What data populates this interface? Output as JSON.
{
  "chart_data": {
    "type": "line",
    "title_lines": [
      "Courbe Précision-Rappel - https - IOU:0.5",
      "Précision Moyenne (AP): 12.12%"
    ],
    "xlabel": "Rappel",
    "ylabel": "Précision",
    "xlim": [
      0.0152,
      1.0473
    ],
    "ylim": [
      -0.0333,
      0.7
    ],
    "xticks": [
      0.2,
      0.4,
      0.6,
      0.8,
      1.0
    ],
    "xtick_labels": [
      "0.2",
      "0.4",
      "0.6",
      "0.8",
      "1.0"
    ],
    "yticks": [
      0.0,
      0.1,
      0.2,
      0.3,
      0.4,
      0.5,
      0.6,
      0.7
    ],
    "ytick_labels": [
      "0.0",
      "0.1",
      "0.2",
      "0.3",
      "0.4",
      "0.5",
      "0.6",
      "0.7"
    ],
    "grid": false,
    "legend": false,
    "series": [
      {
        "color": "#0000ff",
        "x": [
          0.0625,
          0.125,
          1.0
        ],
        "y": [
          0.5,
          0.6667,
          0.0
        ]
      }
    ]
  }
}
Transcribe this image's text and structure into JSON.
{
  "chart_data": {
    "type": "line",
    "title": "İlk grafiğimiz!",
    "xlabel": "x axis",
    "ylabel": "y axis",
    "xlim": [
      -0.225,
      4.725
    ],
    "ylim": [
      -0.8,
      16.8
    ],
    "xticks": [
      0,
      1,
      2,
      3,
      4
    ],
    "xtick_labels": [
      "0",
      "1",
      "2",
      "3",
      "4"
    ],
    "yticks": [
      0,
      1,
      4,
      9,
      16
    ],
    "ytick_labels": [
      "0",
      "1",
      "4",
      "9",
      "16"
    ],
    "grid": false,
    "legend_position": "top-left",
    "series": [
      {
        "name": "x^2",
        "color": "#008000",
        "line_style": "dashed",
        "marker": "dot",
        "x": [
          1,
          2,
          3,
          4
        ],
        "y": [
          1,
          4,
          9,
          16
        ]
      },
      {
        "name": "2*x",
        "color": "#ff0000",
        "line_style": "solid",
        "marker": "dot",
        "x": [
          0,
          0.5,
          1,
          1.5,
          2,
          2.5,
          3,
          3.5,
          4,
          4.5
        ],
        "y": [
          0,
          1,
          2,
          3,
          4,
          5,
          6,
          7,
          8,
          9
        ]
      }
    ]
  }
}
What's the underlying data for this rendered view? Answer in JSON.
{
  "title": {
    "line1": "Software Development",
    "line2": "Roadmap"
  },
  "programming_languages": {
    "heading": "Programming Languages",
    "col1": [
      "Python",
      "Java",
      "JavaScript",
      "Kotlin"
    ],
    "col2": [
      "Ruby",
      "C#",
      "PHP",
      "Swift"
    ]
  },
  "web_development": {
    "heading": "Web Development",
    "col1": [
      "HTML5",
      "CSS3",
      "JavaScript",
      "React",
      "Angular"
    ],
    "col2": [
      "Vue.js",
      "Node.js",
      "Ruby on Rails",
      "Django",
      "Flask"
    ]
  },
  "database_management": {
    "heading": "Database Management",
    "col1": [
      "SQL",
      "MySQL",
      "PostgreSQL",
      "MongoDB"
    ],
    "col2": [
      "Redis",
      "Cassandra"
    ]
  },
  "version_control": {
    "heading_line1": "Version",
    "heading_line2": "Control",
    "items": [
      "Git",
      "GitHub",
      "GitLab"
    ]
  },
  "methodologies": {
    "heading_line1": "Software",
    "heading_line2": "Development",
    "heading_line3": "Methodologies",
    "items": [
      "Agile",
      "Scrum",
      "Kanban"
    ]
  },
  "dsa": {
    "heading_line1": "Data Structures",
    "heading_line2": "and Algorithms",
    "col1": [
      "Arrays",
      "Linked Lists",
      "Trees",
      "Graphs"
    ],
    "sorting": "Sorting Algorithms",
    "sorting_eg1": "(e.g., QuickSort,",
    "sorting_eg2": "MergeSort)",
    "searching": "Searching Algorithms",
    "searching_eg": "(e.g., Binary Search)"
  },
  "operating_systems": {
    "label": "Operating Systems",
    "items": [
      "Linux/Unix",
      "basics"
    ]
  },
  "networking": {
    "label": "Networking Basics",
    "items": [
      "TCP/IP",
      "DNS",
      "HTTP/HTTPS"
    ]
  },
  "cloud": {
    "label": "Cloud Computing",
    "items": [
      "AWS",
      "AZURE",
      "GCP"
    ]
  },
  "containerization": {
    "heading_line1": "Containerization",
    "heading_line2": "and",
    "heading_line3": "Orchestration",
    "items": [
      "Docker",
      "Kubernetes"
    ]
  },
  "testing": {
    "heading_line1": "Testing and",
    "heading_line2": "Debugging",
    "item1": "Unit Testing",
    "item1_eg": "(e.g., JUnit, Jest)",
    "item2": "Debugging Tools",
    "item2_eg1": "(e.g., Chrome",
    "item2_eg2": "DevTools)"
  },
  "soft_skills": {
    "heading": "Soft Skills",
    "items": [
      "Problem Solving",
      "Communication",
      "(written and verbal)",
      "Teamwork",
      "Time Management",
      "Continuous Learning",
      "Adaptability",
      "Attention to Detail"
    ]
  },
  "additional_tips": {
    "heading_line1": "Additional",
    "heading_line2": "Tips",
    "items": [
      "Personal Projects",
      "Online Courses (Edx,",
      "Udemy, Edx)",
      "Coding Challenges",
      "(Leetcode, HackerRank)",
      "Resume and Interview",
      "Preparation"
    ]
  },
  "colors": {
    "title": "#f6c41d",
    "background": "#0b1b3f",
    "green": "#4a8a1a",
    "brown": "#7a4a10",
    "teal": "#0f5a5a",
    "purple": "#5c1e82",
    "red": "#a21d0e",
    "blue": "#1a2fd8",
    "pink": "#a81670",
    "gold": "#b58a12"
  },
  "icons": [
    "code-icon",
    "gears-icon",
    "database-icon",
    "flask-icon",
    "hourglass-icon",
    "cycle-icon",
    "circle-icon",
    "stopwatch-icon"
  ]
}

--- --- ---

▶ TASK REQUIREMENTS: Return each line of the records above exactly as it reads.

▶ EXERCISE SOLUTION:
What data populates this interface? Output as JSON.
{
  "chart_data": {
    "type": "line",
    "title_lines": [
      "Courbe Précision-Rappel - https - IOU:0.5",
      "Précision Moyenne (AP): 12.12%"
    ],
    "xlabel": "Rappel",
    "ylabel": "Précision",
    "xlim": [
      0.0152,
      1.0473
    ],
    "ylim": [
      -0.0333,
      0.7
    ],
    "xticks": [
      0.2,
      0.4,
      0.6,
      0.8,
      1.0
    ],
    "xtick_labels": [
      "0.2",
      "0.4",
      "0.6",
      "0.8",
      "1.0"
    ],
    "yticks": [
      0.0,
      0.1,
      0.2,
      0.3,
      0.4,
      0.5,
      0.6,
      0.7
    ],
    "ytick_labels": [
      "0.0",
      "0.1",
      "0.2",
      "0.3",
      "0.4",
      "0.5",
      "0.6",
      "0.7"
    ],
    "grid": false,
    "legend": false,
    "series": [
      {
        "color": "#0000ff",
        "x": [
          0.0625,
          0.125,
          1.0
        ],
        "y": [
          0.5,
          0.6667,
          0.0
        ]
      }
    ]
  }
}
Transcribe this image's text and structure into JSON.
{
  "chart_data": {
    "type": "line",
    "title": "İlk grafiğimiz!",
    "xlabel": "x axis",
    "ylabel": "y axis",
    "xlim": [
      -0.225,
      4.725
    ],
    "ylim": [
      -0.8,
      16.8
    ],
    "xticks": [
      0,
      1,
      2,
      3,
      4
    ],
    "xtick_labels": [
      "0",
      "1",
      "2",
      "3",
      "4"
    ],
    "yticks": [
      0,
      1,
      4,
      9,
      16
    ],
    "ytick_labels": [
      "0",
      "1",
      "4",
      "9",
      "16"
    ],
    "grid": false,
    "legend_position": "top-left",
    "series": [
      {
        "name": "x^2",
        "color": "#008000",
        "line_style": "dashed",
        "marker": "dot",
        "x": [
          1,
          2,
          3,
          4
        ],
        "y": [
          1,
          4,
          9,
          16
        ]
      },
      {
        "name": "2*x",
        "color": "#ff0000",
        "line_style": "solid",
        "marker": "dot",
        "x": [
          0,
          0.5,
          1,
          1.5,
          2,
          2.5,
          3,
          3.5,
          4,
          4.5
        ],
        "y": [
          0,
          1,
          2,
          3,
          4,
          5,
          6,
          7,
          8,
          9
        ]
      }
    ]
  }
}
What's the underlying data for this rendered view? Answer in JSON.
{
  "title": {
    "line1": "Software Development",
    "line2": "Roadmap"
  },
  "programming_languages": {
    "heading": "Programming Languages",
    "col1": [
      "Python",
      "Java",
      "JavaScript",
      "Kotlin"
    ],
    "col2": [
      "Ruby",
      "C#",
      "PHP",
      "Swift"
    ]
  },
  "web_development": {
    "heading": "Web Development",
    "col1": [
      "HTML5",
      "CSS3",
      "JavaScript",
      "React",
      "Angular"
    ],
    "col2": [
      "Vue.js",
      "Node.js",
      "Ruby on Rails",
      "Django",
      "Flask"
    ]
  },
  "database_management": {
    "heading": "Database Management",
    "col1": [
      "SQL",
      "MySQL",
      "PostgreSQL",
      "MongoDB"
    ],
    "col2": [
      "Redis",
      "Cassandra"
    ]
  },
  "version_control": {
    "heading_line1": "Version",
    "heading_line2": "Control",
    "items": [
      "Git",
      "GitHub",
      "GitLab"
    ]
  },
  "methodologies": {
    "heading_line1": "Software",
    "heading_line2": "Development",
    "heading_line3": "Methodologies",
    "items": [
      "Agile",
      "Scrum",
      "Kanban"
    ]
  },
  "dsa": {
    "heading_line1": "Data Structures",
    "heading_line2": "and Algorithms",
    "col1": [
      "Arrays",
      "Linked Lists",
      "Trees",
      "Graphs"
    ],
    "sorting": "Sorting Algorithms",
    "sorting_eg1": "(e.g., QuickSort,",
    "sorting_eg2": "MergeSort)",
    "searching": "Searching Algorithms",
    "searching_eg": "(e.g., Binary Search)"
  },
  "operating_systems": {
    "label": "Operating Systems",
    "items": [
      "Linux/Unix",
      "basics"
    ]
  },
  "networking": {
    "label": "Networking Basics",
    "items": [
      "TCP/IP",
      "DNS",
      "HTTP/HTTPS"
    ]
  },
  "cloud": {
    "label": "Cloud Computing",
    "items": [
      "AWS",
      "AZURE",
      "GCP"
    ]
  },
  "containerization": {
    "heading_line1": "Containerization",
    "heading_line2": "and",
    "heading_line3": "Orchestration",
    "items": [
      "Docker",
      "Kubernetes"
    ]
  },
  "testing": {
    "heading_line1": "Testing and",
    "heading_line2": "Debugging",
    "item1": "Unit Testing",
    "item1_eg": "(e.g., JUnit, Jest)",
    "item2": "Debugging Tools",
    "item2_eg1": "(e.g., Chrome",
    "item2_eg2": "DevTools)"
  },
  "soft_skills": {
    "heading": "Soft Skills",
    "items": [
      "Problem Solving",
      "Communication",
      "(written and verbal)",
      "Teamwork",
      "Time Management",
      "Continuous Learning",
      "Adaptability",
      "Attention to Detail"
    ]
  },
  "additional_tips": {
    "heading_line1": "Additional",
    "heading_line2": "Tips",
    "items": [
      "Personal Projects",
      "Online Courses (Edx,",
      "Udemy, Edx)",
      "Coding Challenges",
      "(Leetcode, HackerRank)",
      "Resume and Interview",
      "Preparation"
    ]
  },
  "colors": {
    "title": "#f6c41d",
    "background": "#0b1b3f",
    "green": "#4a8a1a",
    "brown": "#7a4a10",
    "teal": "#0f5a5a",
    "purple": "#5c1e82",
    "red": "#a21d0e",
    "blue": "#1a2fd8",
    "pink": "#a81670",
    "gold": "#b58a12"
  },
  "icons": [
    "code-icon",
    "gears-icon",
    "database-icon",
    "flask-icon",
    "hourglass-icon",
    "cycle-icon",
    "circle-icon",
    "stopwatch-icon"
  ]
}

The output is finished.